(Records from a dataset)
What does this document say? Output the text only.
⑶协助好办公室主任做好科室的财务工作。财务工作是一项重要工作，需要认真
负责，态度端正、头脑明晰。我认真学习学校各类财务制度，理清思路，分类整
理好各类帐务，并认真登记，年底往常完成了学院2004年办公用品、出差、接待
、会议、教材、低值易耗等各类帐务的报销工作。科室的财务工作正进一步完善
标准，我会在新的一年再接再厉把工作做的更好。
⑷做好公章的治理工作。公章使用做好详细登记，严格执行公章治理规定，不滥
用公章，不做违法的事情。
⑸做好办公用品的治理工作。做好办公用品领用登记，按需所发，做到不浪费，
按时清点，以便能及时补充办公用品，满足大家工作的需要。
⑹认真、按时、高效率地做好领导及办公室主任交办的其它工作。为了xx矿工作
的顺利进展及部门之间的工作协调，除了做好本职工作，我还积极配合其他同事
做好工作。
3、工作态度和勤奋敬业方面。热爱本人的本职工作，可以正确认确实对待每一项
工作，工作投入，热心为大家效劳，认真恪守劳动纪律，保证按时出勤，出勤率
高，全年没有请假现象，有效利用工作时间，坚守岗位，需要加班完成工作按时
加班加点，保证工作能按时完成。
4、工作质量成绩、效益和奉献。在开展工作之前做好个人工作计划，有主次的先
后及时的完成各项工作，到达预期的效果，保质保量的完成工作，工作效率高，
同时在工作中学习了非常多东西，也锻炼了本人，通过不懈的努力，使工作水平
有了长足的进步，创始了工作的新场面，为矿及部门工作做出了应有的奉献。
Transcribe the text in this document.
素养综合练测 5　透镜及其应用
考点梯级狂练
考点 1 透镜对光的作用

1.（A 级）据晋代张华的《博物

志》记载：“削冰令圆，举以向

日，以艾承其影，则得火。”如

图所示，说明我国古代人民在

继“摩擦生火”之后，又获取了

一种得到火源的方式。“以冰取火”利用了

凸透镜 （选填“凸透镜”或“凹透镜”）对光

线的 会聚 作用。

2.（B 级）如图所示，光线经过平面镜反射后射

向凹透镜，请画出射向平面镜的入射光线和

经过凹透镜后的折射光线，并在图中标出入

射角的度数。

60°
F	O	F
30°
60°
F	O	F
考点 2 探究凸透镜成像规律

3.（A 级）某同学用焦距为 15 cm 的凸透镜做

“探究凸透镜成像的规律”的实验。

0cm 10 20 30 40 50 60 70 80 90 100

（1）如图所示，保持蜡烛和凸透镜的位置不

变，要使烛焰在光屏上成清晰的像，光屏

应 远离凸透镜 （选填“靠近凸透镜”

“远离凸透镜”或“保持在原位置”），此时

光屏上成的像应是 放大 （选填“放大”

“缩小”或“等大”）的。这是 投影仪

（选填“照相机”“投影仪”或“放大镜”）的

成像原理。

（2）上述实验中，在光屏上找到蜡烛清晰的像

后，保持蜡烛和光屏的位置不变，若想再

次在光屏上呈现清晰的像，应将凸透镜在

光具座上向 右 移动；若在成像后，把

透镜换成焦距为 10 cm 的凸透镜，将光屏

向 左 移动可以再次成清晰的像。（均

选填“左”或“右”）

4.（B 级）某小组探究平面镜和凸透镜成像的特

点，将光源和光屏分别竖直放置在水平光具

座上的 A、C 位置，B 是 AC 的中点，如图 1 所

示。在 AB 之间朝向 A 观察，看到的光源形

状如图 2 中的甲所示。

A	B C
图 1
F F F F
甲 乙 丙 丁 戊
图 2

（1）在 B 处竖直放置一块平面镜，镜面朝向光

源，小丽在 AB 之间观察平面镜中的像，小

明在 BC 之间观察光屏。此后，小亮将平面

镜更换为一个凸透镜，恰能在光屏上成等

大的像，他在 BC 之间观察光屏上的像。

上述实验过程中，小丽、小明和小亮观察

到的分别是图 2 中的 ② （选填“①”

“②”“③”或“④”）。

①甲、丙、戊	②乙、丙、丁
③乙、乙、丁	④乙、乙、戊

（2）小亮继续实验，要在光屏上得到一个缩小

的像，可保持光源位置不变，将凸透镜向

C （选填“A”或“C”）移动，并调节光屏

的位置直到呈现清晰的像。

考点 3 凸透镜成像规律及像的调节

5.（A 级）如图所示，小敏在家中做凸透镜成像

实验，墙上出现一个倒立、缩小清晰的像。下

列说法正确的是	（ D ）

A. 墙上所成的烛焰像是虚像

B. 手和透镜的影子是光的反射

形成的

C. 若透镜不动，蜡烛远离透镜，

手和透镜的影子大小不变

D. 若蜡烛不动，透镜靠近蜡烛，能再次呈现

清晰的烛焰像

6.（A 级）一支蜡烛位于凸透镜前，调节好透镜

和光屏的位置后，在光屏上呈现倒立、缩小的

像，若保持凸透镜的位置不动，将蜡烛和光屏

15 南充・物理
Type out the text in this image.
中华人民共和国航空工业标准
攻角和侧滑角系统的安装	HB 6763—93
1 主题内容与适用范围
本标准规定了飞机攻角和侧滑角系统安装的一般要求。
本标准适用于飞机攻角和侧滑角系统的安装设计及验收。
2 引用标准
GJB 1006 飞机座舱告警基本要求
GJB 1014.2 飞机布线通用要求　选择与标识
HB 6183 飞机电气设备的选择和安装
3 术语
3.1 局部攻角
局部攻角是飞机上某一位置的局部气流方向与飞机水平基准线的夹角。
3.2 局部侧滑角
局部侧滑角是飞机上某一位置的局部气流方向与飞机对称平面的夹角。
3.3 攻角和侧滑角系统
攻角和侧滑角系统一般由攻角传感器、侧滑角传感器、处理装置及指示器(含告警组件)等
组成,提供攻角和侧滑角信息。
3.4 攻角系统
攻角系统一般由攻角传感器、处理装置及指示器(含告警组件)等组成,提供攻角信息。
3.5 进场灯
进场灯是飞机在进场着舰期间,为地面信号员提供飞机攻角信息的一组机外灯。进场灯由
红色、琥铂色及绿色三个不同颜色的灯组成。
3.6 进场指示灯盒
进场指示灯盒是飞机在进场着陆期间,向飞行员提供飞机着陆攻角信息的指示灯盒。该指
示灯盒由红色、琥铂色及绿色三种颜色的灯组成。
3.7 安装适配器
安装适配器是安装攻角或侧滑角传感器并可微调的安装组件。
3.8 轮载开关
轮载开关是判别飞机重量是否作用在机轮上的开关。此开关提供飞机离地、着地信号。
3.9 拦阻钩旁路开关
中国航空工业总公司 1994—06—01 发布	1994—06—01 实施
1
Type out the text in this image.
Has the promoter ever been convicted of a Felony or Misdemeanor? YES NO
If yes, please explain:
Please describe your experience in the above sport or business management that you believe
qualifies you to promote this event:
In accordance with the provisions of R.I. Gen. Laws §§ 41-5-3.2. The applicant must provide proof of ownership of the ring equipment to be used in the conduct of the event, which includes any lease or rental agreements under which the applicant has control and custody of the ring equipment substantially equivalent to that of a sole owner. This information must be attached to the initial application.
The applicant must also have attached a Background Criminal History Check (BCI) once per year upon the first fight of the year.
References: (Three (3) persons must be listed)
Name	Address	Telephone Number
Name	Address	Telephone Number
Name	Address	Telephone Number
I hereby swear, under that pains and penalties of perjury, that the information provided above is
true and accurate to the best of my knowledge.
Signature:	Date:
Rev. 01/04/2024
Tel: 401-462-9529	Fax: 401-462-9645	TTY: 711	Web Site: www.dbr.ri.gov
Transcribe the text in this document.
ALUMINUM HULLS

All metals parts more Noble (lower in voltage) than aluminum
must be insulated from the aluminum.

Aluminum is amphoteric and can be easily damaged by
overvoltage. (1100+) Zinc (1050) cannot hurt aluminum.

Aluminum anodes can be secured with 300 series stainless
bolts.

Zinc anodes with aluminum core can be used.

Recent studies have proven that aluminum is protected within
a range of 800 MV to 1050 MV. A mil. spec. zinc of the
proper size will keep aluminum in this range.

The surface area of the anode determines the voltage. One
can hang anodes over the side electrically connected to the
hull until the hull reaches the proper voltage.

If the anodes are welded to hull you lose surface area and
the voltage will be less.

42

◆ EXERCISE
Search the lines above for the string "surface", then show every one that has it.

◆ EXERCISE RESULT
The surface area of the anode determines the voltage. One
If the anodes are welded to hull you lose surface area and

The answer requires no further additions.